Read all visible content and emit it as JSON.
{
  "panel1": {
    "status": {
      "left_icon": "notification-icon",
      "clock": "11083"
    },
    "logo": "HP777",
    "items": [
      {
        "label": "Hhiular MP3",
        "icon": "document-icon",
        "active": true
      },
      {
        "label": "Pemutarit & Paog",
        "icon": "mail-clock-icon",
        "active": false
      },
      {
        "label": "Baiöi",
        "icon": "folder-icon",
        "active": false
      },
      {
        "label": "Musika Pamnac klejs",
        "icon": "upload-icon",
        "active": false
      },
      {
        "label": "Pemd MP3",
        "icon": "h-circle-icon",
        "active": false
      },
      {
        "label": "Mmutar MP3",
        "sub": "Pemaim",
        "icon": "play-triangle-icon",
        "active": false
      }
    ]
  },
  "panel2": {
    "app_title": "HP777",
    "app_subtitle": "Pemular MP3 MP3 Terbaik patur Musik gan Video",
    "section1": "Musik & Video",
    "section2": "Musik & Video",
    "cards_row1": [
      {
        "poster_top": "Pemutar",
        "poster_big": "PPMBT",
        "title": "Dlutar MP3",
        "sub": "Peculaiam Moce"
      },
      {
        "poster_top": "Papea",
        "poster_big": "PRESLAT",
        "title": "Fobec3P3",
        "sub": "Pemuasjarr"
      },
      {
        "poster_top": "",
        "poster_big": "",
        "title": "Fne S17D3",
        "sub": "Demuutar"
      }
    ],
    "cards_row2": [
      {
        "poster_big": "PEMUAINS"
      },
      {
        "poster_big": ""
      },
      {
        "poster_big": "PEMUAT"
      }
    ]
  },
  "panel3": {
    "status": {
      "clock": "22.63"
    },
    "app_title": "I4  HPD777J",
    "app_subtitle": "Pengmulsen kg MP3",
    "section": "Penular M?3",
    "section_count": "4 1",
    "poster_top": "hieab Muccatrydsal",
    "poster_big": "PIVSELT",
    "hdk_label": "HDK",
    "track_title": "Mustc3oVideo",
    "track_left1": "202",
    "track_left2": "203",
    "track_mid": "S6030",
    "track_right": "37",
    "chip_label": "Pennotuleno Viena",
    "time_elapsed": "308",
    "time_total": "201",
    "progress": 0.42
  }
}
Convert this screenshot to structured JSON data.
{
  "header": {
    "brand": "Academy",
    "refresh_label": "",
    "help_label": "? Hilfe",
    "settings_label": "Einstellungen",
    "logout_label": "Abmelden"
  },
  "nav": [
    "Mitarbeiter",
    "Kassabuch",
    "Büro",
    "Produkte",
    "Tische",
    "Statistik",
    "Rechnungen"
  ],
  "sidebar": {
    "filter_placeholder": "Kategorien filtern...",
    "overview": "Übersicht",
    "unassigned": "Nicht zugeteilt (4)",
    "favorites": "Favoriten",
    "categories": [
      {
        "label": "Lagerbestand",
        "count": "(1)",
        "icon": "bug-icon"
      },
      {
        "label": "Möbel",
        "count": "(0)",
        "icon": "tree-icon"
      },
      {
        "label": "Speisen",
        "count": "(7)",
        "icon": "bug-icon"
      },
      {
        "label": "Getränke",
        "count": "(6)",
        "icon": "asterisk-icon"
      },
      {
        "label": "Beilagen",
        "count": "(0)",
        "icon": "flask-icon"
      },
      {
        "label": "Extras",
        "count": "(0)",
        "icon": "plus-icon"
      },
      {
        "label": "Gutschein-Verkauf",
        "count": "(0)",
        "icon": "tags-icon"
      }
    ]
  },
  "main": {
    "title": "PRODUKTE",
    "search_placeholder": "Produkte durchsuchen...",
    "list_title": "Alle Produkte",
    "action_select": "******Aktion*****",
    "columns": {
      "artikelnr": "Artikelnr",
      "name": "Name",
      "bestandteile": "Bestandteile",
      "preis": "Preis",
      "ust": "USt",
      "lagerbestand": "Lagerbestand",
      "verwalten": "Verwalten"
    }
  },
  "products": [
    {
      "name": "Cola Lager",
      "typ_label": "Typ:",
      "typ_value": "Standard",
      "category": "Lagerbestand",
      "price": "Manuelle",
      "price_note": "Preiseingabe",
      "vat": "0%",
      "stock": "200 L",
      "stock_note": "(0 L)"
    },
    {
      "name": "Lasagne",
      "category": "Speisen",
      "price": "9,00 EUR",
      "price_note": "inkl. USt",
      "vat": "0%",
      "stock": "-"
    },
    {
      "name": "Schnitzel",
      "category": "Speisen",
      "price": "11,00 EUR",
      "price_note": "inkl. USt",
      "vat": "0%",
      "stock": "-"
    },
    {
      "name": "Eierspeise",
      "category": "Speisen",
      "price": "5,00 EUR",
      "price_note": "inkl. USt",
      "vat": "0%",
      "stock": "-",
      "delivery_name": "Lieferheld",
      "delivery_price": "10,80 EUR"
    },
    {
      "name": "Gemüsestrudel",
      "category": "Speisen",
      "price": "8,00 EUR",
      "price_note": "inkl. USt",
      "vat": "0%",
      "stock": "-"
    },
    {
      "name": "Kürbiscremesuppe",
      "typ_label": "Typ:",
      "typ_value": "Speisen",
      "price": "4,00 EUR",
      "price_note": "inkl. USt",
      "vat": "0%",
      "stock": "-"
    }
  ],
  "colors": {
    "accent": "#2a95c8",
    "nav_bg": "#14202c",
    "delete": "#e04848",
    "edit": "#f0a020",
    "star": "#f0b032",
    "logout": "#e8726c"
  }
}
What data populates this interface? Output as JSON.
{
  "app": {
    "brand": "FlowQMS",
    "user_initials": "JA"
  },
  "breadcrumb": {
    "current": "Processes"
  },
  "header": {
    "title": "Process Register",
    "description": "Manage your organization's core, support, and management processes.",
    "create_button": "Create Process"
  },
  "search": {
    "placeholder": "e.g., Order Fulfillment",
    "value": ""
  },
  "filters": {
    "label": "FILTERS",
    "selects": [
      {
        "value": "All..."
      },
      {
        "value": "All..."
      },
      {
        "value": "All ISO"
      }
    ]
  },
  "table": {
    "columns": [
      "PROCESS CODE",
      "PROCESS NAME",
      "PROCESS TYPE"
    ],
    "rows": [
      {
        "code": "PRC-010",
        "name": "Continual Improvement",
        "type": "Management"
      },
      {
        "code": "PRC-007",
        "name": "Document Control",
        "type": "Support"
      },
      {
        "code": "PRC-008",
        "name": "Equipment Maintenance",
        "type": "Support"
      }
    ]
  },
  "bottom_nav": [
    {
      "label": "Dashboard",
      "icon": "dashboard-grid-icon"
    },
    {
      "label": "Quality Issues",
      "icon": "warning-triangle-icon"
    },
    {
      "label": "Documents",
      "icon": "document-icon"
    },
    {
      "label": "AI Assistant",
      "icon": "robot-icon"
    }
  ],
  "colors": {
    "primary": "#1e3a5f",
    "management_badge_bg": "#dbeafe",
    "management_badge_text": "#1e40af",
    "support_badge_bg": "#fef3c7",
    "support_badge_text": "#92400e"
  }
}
□ □ □
### DO THIS:
How many lines of these entries contain "data"? Answer with the number and nothing else.

### ANSWER TO THIS PROBLEM:
2